[Entries taken from a collection]
+ + +

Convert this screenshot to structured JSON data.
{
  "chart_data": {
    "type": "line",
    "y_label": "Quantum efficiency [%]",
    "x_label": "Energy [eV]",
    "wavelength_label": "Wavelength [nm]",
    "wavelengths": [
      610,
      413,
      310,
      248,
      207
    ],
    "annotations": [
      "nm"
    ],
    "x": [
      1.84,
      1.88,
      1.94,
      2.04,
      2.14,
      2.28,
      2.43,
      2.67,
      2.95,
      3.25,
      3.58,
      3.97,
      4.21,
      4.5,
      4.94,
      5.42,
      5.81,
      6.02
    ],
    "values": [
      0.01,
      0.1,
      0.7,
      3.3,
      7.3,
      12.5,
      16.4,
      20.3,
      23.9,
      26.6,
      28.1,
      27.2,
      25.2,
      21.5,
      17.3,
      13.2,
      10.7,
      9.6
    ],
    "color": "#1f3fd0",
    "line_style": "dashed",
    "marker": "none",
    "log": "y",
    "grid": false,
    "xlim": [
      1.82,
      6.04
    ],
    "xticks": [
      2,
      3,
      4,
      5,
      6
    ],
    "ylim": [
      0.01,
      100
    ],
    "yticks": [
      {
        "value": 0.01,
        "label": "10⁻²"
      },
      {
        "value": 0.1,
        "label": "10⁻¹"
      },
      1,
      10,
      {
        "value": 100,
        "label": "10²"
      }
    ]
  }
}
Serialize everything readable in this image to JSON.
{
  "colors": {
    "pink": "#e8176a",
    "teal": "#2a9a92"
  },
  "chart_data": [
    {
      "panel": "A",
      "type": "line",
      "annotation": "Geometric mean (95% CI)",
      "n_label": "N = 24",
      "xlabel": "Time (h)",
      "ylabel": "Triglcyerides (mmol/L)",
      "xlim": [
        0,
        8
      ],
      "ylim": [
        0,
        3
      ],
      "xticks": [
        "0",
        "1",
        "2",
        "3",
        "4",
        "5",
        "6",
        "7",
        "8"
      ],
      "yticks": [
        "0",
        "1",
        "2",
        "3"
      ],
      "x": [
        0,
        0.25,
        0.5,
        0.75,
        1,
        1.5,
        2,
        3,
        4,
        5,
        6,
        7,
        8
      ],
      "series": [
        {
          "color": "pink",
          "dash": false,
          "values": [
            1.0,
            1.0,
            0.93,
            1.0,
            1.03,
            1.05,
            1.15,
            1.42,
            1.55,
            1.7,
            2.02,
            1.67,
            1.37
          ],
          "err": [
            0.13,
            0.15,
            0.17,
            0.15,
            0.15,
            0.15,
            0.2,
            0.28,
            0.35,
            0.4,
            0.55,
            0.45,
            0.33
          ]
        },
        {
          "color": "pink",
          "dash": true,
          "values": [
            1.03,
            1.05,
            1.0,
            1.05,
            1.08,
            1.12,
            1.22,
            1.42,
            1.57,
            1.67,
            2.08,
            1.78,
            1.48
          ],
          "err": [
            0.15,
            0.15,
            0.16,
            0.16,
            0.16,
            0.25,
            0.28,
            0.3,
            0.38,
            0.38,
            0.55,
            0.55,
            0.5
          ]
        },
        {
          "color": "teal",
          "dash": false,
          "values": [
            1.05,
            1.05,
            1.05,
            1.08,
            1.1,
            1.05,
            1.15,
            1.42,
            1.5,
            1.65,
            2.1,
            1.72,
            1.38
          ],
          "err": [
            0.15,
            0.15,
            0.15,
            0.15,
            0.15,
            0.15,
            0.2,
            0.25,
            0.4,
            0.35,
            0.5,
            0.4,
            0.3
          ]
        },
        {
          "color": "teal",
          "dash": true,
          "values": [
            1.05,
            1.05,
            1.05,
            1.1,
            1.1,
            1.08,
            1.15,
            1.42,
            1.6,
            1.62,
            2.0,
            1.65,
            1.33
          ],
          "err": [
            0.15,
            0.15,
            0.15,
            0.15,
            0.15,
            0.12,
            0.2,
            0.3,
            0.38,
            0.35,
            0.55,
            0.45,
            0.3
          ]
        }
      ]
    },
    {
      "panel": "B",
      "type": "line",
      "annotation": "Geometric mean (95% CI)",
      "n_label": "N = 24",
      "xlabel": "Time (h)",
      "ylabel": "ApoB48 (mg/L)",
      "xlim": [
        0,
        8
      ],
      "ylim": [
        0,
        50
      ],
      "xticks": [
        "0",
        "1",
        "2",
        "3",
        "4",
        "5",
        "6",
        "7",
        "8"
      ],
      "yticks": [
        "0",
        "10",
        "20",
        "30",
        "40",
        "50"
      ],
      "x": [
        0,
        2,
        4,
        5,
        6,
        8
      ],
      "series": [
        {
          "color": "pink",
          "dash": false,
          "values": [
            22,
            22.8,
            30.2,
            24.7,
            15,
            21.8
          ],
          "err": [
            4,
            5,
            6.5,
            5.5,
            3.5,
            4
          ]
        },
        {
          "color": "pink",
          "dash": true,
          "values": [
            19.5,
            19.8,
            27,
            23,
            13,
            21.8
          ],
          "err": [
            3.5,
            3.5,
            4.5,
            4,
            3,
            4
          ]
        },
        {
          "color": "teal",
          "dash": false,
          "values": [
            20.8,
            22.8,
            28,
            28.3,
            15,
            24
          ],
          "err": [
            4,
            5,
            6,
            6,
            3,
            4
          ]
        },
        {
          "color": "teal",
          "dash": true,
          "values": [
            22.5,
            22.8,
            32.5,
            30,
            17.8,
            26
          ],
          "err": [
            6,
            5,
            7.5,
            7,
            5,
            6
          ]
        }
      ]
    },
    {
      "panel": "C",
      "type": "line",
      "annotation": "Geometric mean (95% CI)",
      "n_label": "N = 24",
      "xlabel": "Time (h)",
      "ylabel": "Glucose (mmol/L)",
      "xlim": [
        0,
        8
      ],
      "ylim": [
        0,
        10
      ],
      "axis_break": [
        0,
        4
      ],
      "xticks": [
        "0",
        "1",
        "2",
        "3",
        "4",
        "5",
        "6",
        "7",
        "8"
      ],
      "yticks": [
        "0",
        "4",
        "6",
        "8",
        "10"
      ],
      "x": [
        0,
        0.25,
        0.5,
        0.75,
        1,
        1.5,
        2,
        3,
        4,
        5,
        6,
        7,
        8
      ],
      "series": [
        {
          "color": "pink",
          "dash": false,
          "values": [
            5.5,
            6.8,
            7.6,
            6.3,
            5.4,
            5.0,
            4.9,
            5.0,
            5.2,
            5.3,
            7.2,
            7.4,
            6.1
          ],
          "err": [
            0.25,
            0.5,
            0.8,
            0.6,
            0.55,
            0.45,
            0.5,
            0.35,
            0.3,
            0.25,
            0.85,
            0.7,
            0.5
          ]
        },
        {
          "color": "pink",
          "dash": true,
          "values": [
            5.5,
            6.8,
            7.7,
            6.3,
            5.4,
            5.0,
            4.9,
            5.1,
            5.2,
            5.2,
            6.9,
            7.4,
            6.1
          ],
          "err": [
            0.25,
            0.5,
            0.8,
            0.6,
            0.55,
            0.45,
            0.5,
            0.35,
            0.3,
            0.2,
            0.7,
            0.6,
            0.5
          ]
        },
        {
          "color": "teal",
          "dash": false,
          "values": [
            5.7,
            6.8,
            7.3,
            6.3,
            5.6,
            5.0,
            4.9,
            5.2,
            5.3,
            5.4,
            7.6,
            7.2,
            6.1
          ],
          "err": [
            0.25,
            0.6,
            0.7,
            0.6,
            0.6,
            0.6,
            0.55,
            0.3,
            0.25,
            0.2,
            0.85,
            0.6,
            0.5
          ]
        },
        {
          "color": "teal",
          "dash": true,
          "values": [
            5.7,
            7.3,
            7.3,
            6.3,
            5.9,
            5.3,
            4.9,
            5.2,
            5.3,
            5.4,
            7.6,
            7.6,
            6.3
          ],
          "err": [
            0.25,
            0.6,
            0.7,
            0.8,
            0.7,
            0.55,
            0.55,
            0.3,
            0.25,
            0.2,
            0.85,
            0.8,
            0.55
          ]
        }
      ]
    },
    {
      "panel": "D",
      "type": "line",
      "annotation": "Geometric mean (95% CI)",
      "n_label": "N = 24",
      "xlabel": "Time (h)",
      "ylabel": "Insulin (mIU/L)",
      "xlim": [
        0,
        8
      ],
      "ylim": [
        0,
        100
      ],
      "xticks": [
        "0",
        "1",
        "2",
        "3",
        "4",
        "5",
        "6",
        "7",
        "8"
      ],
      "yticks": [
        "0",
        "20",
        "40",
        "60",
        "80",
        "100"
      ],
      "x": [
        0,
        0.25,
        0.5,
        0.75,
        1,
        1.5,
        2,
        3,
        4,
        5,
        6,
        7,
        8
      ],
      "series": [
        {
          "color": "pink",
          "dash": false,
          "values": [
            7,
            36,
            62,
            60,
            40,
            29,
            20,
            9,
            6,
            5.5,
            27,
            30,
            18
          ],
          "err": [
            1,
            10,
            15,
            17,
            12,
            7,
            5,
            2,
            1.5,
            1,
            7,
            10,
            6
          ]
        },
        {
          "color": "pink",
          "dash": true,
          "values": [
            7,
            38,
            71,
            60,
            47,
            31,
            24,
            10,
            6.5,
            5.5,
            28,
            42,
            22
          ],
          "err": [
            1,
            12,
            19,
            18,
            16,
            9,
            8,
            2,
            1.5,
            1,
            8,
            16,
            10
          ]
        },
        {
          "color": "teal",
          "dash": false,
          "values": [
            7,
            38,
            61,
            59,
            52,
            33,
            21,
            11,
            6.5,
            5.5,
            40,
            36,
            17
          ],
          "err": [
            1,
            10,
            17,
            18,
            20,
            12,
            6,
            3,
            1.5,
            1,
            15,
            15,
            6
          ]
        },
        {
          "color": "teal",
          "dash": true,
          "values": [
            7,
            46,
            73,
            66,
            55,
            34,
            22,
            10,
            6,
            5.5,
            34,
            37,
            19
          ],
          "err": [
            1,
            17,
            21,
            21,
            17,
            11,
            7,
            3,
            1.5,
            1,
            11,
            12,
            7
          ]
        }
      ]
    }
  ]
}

+ + +

Gather up every line from the listing above in which the word "this" occurs.

Convert this screenshot to structured JSON data.
Serialize everything readable in this image to JSON.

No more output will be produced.